• [Materials provided]
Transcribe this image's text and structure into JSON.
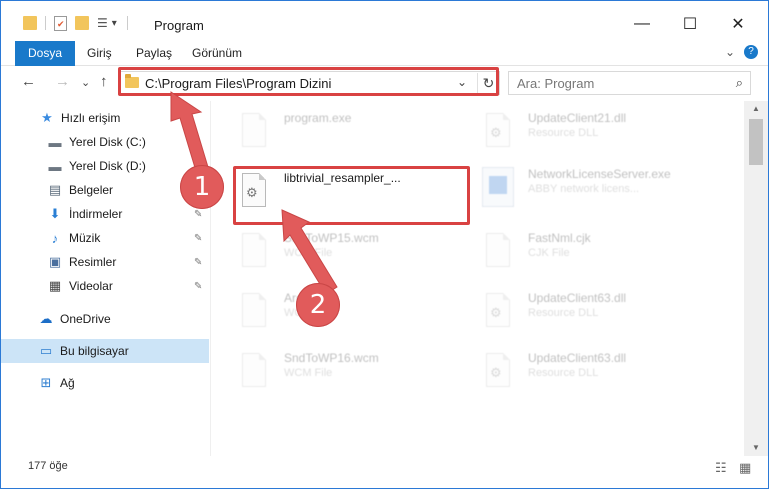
{
  "window": {
    "title": "Program",
    "minimize_glyph": "—",
    "maximize_glyph": "☐",
    "close_glyph": "✕"
  },
  "quick_access": {
    "icons": [
      "folder-icon",
      "properties-icon",
      "new-folder-icon",
      "customize-icon"
    ],
    "dropdown_glyph": "▾"
  },
  "ribbon": {
    "tabs": [
      "Dosya",
      "Giriş",
      "Paylaş",
      "Görünüm"
    ],
    "expand_glyph": "⌄",
    "help_glyph": "?"
  },
  "nav": {
    "back_glyph": "←",
    "forward_glyph": "→",
    "recent_glyph": "⌄",
    "up_glyph": "↑"
  },
  "address": {
    "path": "C:\\Program Files\\Program Dizini",
    "dropdown_glyph": "⌄",
    "refresh_glyph": "↻"
  },
  "search": {
    "placeholder": "Ara: Program",
    "icon_glyph": "⌕"
  },
  "sidebar": {
    "items": [
      {
        "label": "Hızlı erişim",
        "icon": "star-icon",
        "glyph": "★",
        "color": "#3a8be0",
        "pinned": false
      },
      {
        "label": "Yerel Disk (C:)",
        "icon": "drive-icon",
        "glyph": "▬",
        "color": "#6d7782",
        "pinned": true
      },
      {
        "label": "Yerel Disk (D:)",
        "icon": "drive-icon",
        "glyph": "▬",
        "color": "#6d7782",
        "pinned": true
      },
      {
        "label": "Belgeler",
        "icon": "documents-icon",
        "glyph": "▤",
        "color": "#5a6a7a",
        "pinned": true
      },
      {
        "label": "İndirmeler",
        "icon": "download-icon",
        "glyph": "⬇",
        "color": "#2a7fd4",
        "pinned": true
      },
      {
        "label": "Müzik",
        "icon": "music-icon",
        "glyph": "♪",
        "color": "#2a7fd4",
        "pinned": true
      },
      {
        "label": "Resimler",
        "icon": "pictures-icon",
        "glyph": "▣",
        "color": "#4a6f9e",
        "pinned": true
      },
      {
        "label": "Videolar",
        "icon": "video-icon",
        "glyph": "▦",
        "color": "#444444",
        "pinned": true
      },
      {
        "label": "OneDrive",
        "icon": "cloud-icon",
        "glyph": "☁",
        "color": "#1c6ec7",
        "pinned": false
      },
      {
        "label": "Bu bilgisayar",
        "icon": "computer-icon",
        "glyph": "▭",
        "color": "#2f7fd0",
        "pinned": false
      },
      {
        "label": "Ağ",
        "icon": "network-icon",
        "glyph": "⊞",
        "color": "#2f7fd0",
        "pinned": false
      }
    ],
    "pin_glyph": "✎"
  },
  "files": [
    {
      "name": "program.exe",
      "type": "",
      "faded": true
    },
    {
      "name": "UpdateClient21.dll",
      "type": "Resource DLL",
      "faded": true
    },
    {
      "name": "libtrivial_resampler_...",
      "type": "",
      "faded": false
    },
    {
      "name": "NetworkLicenseServer.exe",
      "type": "ABBY network licens...",
      "faded": true
    },
    {
      "name": "SndToWP15.wcm",
      "type": "WCM File",
      "faded": true
    },
    {
      "name": "FastNml.cjk",
      "type": "CJK File",
      "faded": true
    },
    {
      "name": "Archived",
      "type": "WCM File",
      "faded": true
    },
    {
      "name": "UpdateClient63.dll",
      "type": "Resource DLL",
      "faded": true
    },
    {
      "name": "SndToWP16.wcm",
      "type": "WCM File",
      "faded": true
    },
    {
      "name": "UpdateClient63.dll",
      "type": "Resource DLL",
      "faded": true
    }
  ],
  "status": {
    "item_count": "177 öğe"
  },
  "annotations": {
    "step1": "1",
    "step2": "2",
    "accent_color": "#e15b5b"
  }
}
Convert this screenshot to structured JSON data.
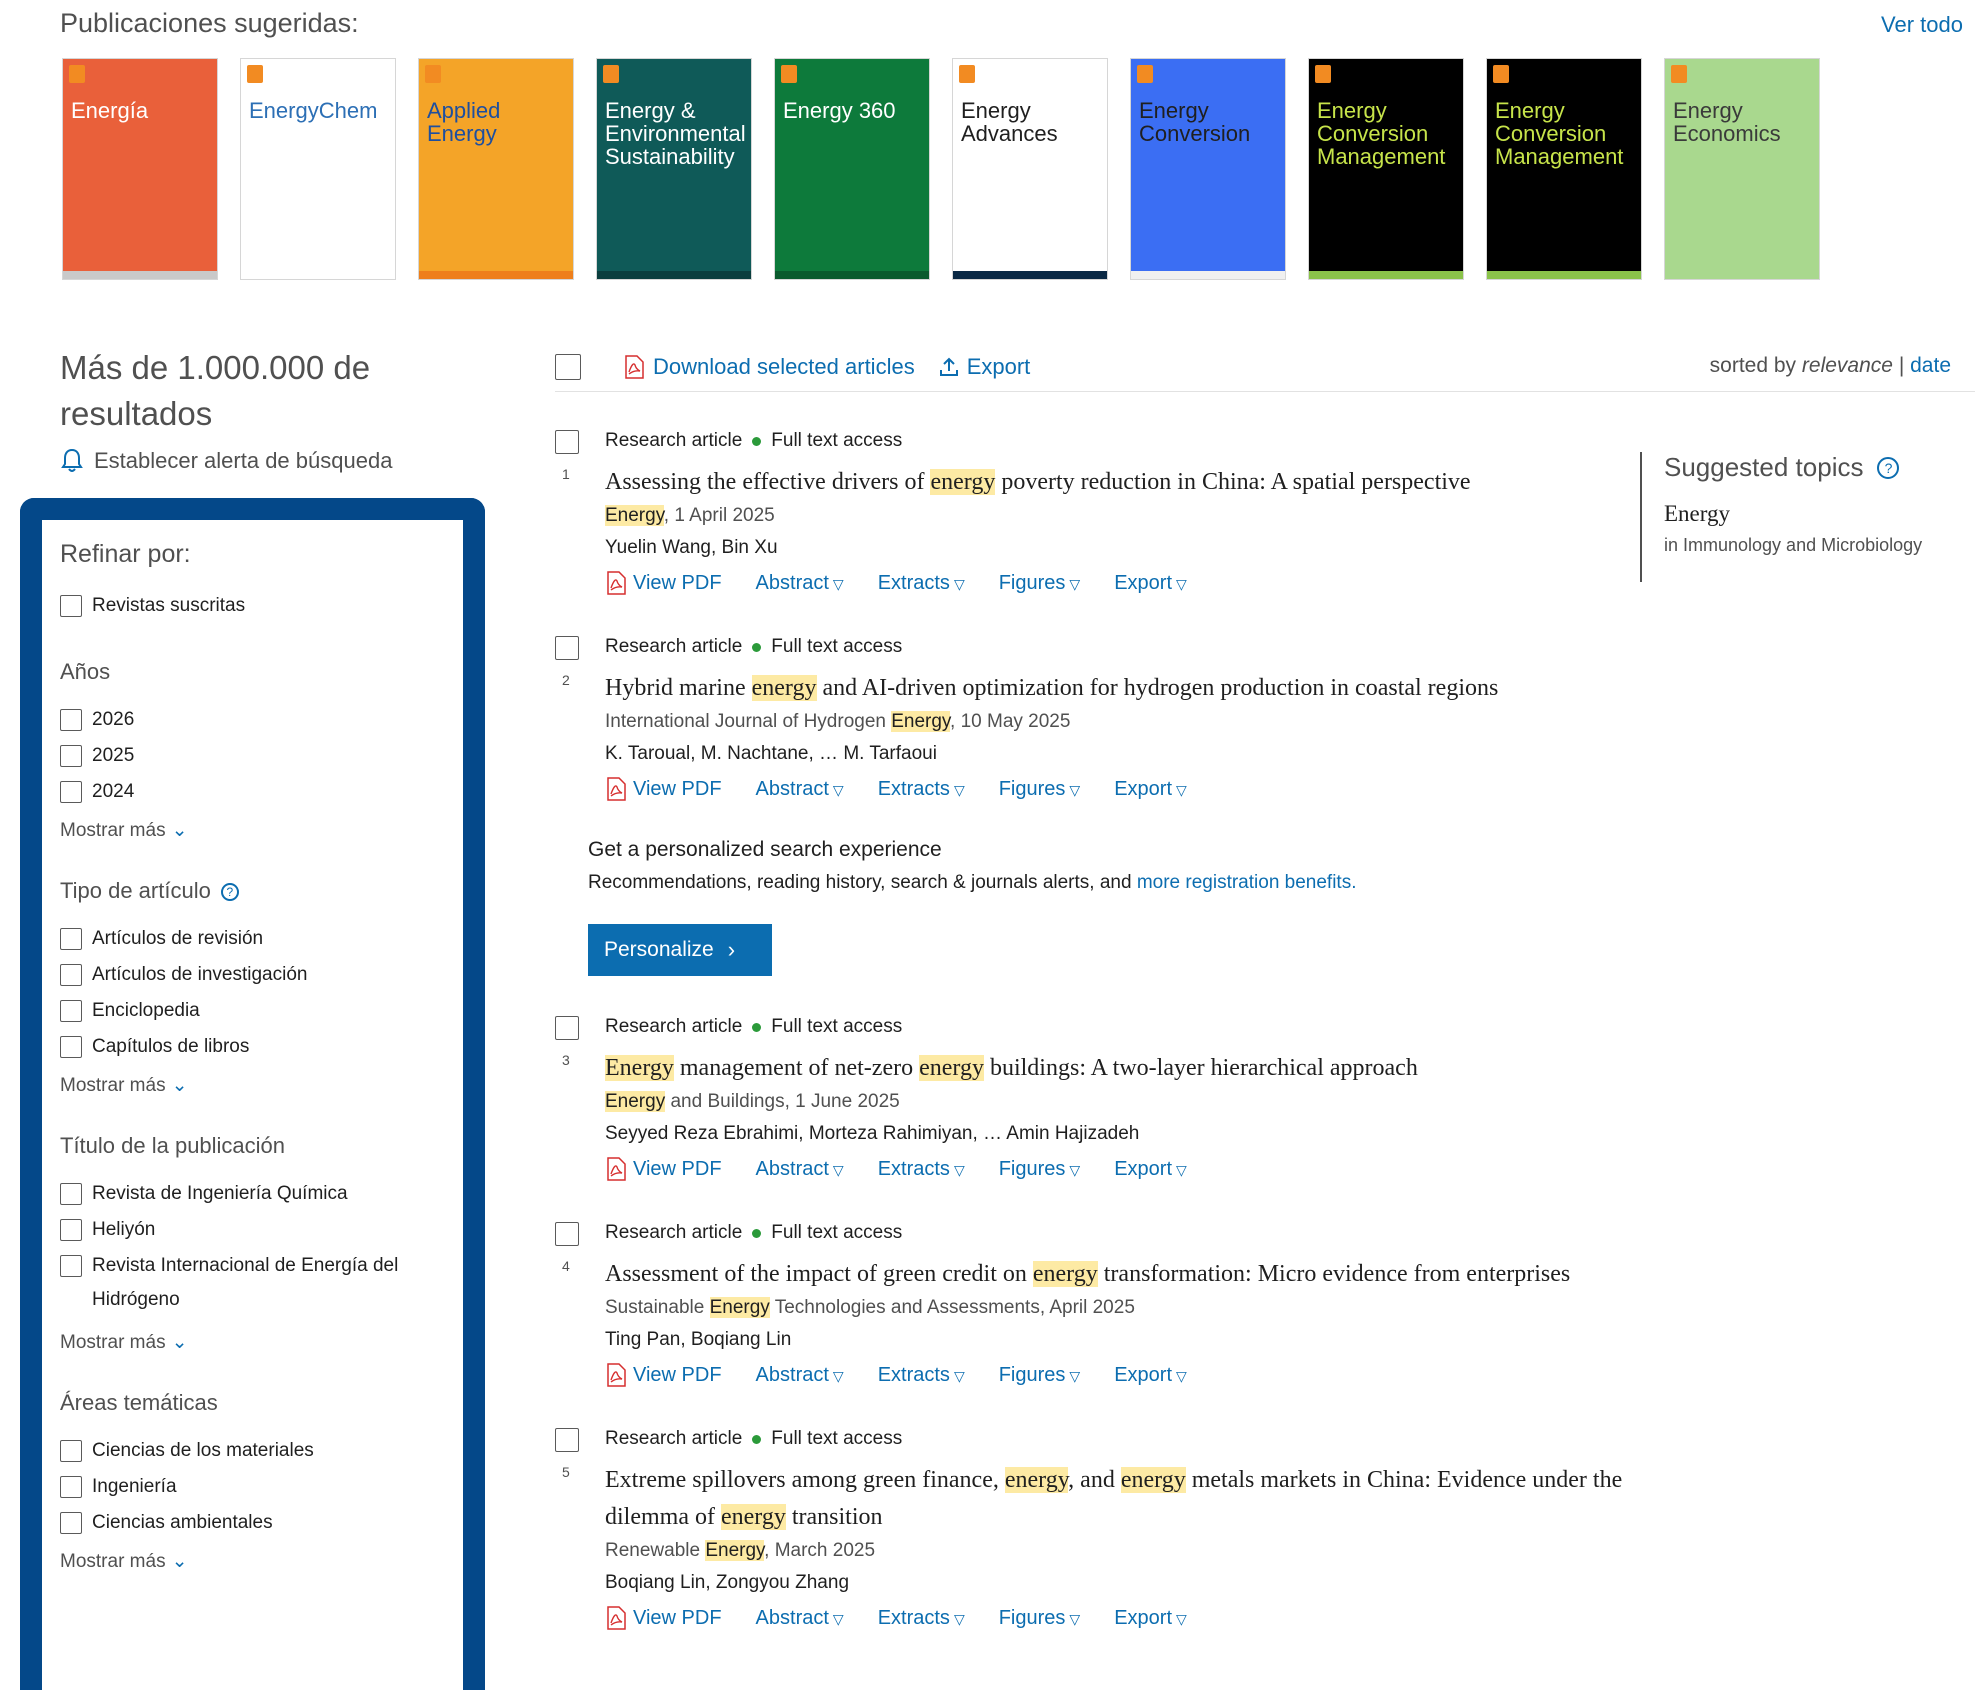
{
  "suggested": {
    "title": "Publicaciones sugeridas:",
    "see_all": "Ver todo",
    "covers": [
      {
        "label": "Energía",
        "bg": "#e9603a",
        "fg": "#ffffff",
        "bottom": "#c9c9c9"
      },
      {
        "label": "EnergyChem",
        "bg": "#ffffff",
        "fg": "#2c6fb5",
        "bottom": "#ffffff"
      },
      {
        "label": "Applied Energy",
        "bg": "#f4a428",
        "fg": "#1d4fa0",
        "bottom": "#ee7f1c"
      },
      {
        "label": "Energy & Environmental Sustainability",
        "bg": "#0f5a58",
        "fg": "#ffffff",
        "bottom": "#0b3e3e"
      },
      {
        "label": "Energy 360",
        "bg": "#0d7a3b",
        "fg": "#ffffff",
        "bottom": "#0a5a2d"
      },
      {
        "label": "Energy Advances",
        "bg": "#ffffff",
        "fg": "#1f1f1f",
        "bottom": "#0a2844"
      },
      {
        "label": "Energy Conversion",
        "bg": "#3b6ef3",
        "fg": "#1f1f1f",
        "bottom": "#f0f0f0"
      },
      {
        "label": "Energy Conversion Management",
        "bg": "#000000",
        "fg": "#c7e44a",
        "bottom": "#8bc34a"
      },
      {
        "label": "Energy Conversion Management",
        "bg": "#000000",
        "fg": "#c7e44a",
        "bottom": "#8bc34a"
      },
      {
        "label": "Energy Economics",
        "bg": "#a9d88e",
        "fg": "#3a3a3a",
        "bottom": "#a9d88e"
      }
    ]
  },
  "results_count": "Más de 1.000.000 de resultados",
  "alert_label": "Establecer alerta de búsqueda",
  "refine": {
    "title": "Refinar por:",
    "subscribed": "Revistas suscritas",
    "years": {
      "title": "Años",
      "items": [
        "2026",
        "2025",
        "2024"
      ],
      "more": "Mostrar más"
    },
    "article_type": {
      "title": "Tipo de artículo",
      "items": [
        "Artículos de revisión",
        "Artículos de investigación",
        "Enciclopedia",
        "Capítulos de libros"
      ],
      "more": "Mostrar más"
    },
    "publication": {
      "title": "Título de la publicación",
      "items": [
        "Revista de Ingeniería Química",
        "Heliyón",
        "Revista Internacional de Energía del Hidrógeno"
      ],
      "more": "Mostrar más"
    },
    "areas": {
      "title": "Áreas temáticas",
      "items": [
        "Ciencias de los materiales",
        "Ingeniería",
        "Ciencias ambientales"
      ],
      "more": "Mostrar más"
    }
  },
  "toolbar": {
    "download": "Download selected articles",
    "export": "Export",
    "sorted_by": "sorted by",
    "relevance": "relevance",
    "sep": "|",
    "date": "date"
  },
  "common": {
    "type": "Research article",
    "access": "Full text access",
    "view_pdf": "View PDF",
    "abstract": "Abstract",
    "extracts": "Extracts",
    "figures": "Figures",
    "export": "Export"
  },
  "results": [
    {
      "num": "1",
      "title_parts": [
        "Assessing the effective drivers of ",
        "energy",
        " poverty reduction in China: A spatial perspective"
      ],
      "source_parts": [
        "",
        "Energy",
        ", 1 April 2025"
      ],
      "authors": "Yuelin Wang, Bin Xu"
    },
    {
      "num": "2",
      "title_parts": [
        "Hybrid marine ",
        "energy",
        " and AI-driven optimization for hydrogen production in coastal regions"
      ],
      "source_parts": [
        "International Journal of Hydrogen ",
        "Energy",
        ", 10 May 2025"
      ],
      "authors": "K. Taroual, M. Nachtane, … M. Tarfaoui"
    },
    {
      "num": "3",
      "title_parts": [
        "",
        "Energy",
        " management of net-zero ",
        "energy",
        " buildings: A two-layer hierarchical approach"
      ],
      "source_parts": [
        "",
        "Energy",
        " and Buildings, 1 June 2025"
      ],
      "authors": "Seyyed Reza Ebrahimi, Morteza Rahimiyan, … Amin Hajizadeh"
    },
    {
      "num": "4",
      "title_parts": [
        "Assessment of the impact of green credit on ",
        "energy",
        " transformation: Micro evidence from enterprises"
      ],
      "source_parts": [
        "Sustainable ",
        "Energy",
        " Technologies and Assessments, April 2025"
      ],
      "authors": "Ting Pan, Boqiang Lin"
    },
    {
      "num": "5",
      "title_parts": [
        "Extreme spillovers among green finance, ",
        "energy",
        ", and ",
        "energy",
        " metals markets in China: Evidence under the dilemma of ",
        "energy",
        " transition"
      ],
      "source_parts": [
        "Renewable ",
        "Energy",
        ", March 2025"
      ],
      "authors": "Boqiang Lin, Zongyou Zhang"
    }
  ],
  "personalize": {
    "heading": "Get a personalized search experience",
    "text": "Recommendations, reading history, search & journals alerts, and",
    "link": "more registration benefits.",
    "button": "Personalize"
  },
  "topics": {
    "title": "Suggested topics",
    "name": "Energy",
    "sub": "in Immunology and Microbiology"
  }
}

• [Task objective] Find the word "this" and list each line it appears in.

• [The response]
Transcribe this image's text and structure into JSON.
Convert this screenshot to structured JSON data.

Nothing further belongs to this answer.